>> BEGIN DATA ROWS

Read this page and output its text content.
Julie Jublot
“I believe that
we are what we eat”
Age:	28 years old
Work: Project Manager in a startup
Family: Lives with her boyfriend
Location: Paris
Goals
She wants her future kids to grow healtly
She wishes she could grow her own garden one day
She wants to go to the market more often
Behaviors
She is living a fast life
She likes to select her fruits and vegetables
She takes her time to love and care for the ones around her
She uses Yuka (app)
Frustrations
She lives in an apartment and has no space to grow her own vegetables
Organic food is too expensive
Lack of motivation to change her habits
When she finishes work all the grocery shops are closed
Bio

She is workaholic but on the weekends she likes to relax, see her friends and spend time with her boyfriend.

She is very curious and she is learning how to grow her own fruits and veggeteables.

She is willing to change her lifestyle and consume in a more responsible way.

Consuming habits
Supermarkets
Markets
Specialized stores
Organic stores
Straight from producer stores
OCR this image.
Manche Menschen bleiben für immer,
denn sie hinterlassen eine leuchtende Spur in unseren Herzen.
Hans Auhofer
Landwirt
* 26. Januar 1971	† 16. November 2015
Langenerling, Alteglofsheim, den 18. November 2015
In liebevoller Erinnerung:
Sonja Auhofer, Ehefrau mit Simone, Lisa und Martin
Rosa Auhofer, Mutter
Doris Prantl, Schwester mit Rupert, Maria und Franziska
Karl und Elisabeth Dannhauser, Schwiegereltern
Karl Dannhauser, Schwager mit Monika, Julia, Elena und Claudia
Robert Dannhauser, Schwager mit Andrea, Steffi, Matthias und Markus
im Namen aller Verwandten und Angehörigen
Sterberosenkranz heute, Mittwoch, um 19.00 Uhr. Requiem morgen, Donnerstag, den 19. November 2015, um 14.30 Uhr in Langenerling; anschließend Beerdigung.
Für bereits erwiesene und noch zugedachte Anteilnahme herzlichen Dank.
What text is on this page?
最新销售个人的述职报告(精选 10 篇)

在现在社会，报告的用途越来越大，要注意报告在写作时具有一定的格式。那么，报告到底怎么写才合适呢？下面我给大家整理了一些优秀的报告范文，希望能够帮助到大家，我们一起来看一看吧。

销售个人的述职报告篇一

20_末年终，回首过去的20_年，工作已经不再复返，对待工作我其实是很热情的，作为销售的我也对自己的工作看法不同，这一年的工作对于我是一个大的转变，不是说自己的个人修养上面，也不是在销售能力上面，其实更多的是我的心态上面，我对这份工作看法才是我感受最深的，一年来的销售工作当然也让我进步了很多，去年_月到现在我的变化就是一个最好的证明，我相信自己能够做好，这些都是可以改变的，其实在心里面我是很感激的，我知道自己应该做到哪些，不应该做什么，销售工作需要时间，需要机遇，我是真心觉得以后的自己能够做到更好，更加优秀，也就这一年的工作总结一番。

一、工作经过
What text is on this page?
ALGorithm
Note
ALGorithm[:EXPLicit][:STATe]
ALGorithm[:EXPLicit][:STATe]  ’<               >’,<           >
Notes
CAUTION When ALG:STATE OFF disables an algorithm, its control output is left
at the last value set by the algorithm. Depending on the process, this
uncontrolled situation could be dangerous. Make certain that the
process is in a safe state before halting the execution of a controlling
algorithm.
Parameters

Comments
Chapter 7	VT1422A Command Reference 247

>> END DATA ROWS

EXERCISE: Each entry above is to be quoted exactly.

FINISHED TASK:
Read this page and output its text content.
Julie Jublot
“I believe that
we are what we eat”
Age:	28 years old
Work: Project Manager in a startup
Family: Lives with her boyfriend
Location: Paris
Goals
She wants her future kids to grow healtly
She wishes she could grow her own garden one day
She wants to go to the market more often
Behaviors
She is living a fast life
She likes to select her fruits and vegetables
She takes her time to love and care for the ones around her
She uses Yuka (app)
Frustrations
She lives in an apartment and has no space to grow her own vegetables
Organic food is too expensive
Lack of motivation to change her habits
When she finishes work all the grocery shops are closed
Bio

She is workaholic but on the weekends she likes to relax, see her friends and spend time with her boyfriend.

She is very curious and she is learning how to grow her own fruits and veggeteables.

She is willing to change her lifestyle and consume in a more responsible way.

Consuming habits
Supermarkets
Markets
Specialized stores
Organic stores
Straight from producer stores
OCR this image.
Manche Menschen bleiben für immer,
denn sie hinterlassen eine leuchtende Spur in unseren Herzen.
Hans Auhofer
Landwirt
* 26. Januar 1971	† 16. November 2015
Langenerling, Alteglofsheim, den 18. November 2015
In liebevoller Erinnerung:
Sonja Auhofer, Ehefrau mit Simone, Lisa und Martin
Rosa Auhofer, Mutter
Doris Prantl, Schwester mit Rupert, Maria und Franziska
Karl und Elisabeth Dannhauser, Schwiegereltern
Karl Dannhauser, Schwager mit Monika, Julia, Elena und Claudia
Robert Dannhauser, Schwager mit Andrea, Steffi, Matthias und Markus
im Namen aller Verwandten und Angehörigen
Sterberosenkranz heute, Mittwoch, um 19.00 Uhr. Requiem morgen, Donnerstag, den 19. November 2015, um 14.30 Uhr in Langenerling; anschließend Beerdigung.
Für bereits erwiesene und noch zugedachte Anteilnahme herzlichen Dank.
What text is on this page?
最新销售个人的述职报告(精选 10 篇)

在现在社会，报告的用途越来越大，要注意报告在写作时具有一定的格式。那么，报告到底怎么写才合适呢？下面我给大家整理了一些优秀的报告范文，希望能够帮助到大家，我们一起来看一看吧。

销售个人的述职报告篇一

20_末年终，回首过去的20_年，工作已经不再复返，对待工作我其实是很热情的，作为销售的我也对自己的工作看法不同，这一年的工作对于我是一个大的转变，不是说自己的个人修养上面，也不是在销售能力上面，其实更多的是我的心态上面，我对这份工作看法才是我感受最深的，一年来的销售工作当然也让我进步了很多，去年_月到现在我的变化就是一个最好的证明，我相信自己能够做好，这些都是可以改变的，其实在心里面我是很感激的，我知道自己应该做到哪些，不应该做什么，销售工作需要时间，需要机遇，我是真心觉得以后的自己能够做到更好，更加优秀，也就这一年的工作总结一番。

一、工作经过
What text is on this page?
ALGorithm
Note
ALGorithm[:EXPLicit][:STATe]
ALGorithm[:EXPLicit][:STATe]  ’<               >’,<           >
Notes
CAUTION When ALG:STATE OFF disables an algorithm, its control output is left
at the last value set by the algorithm. Depending on the process, this
uncontrolled situation could be dangerous. Make certain that the
process is in a safe state before halting the execution of a controlling
algorithm.
Parameters

Comments
Chapter 7	VT1422A Command Reference 247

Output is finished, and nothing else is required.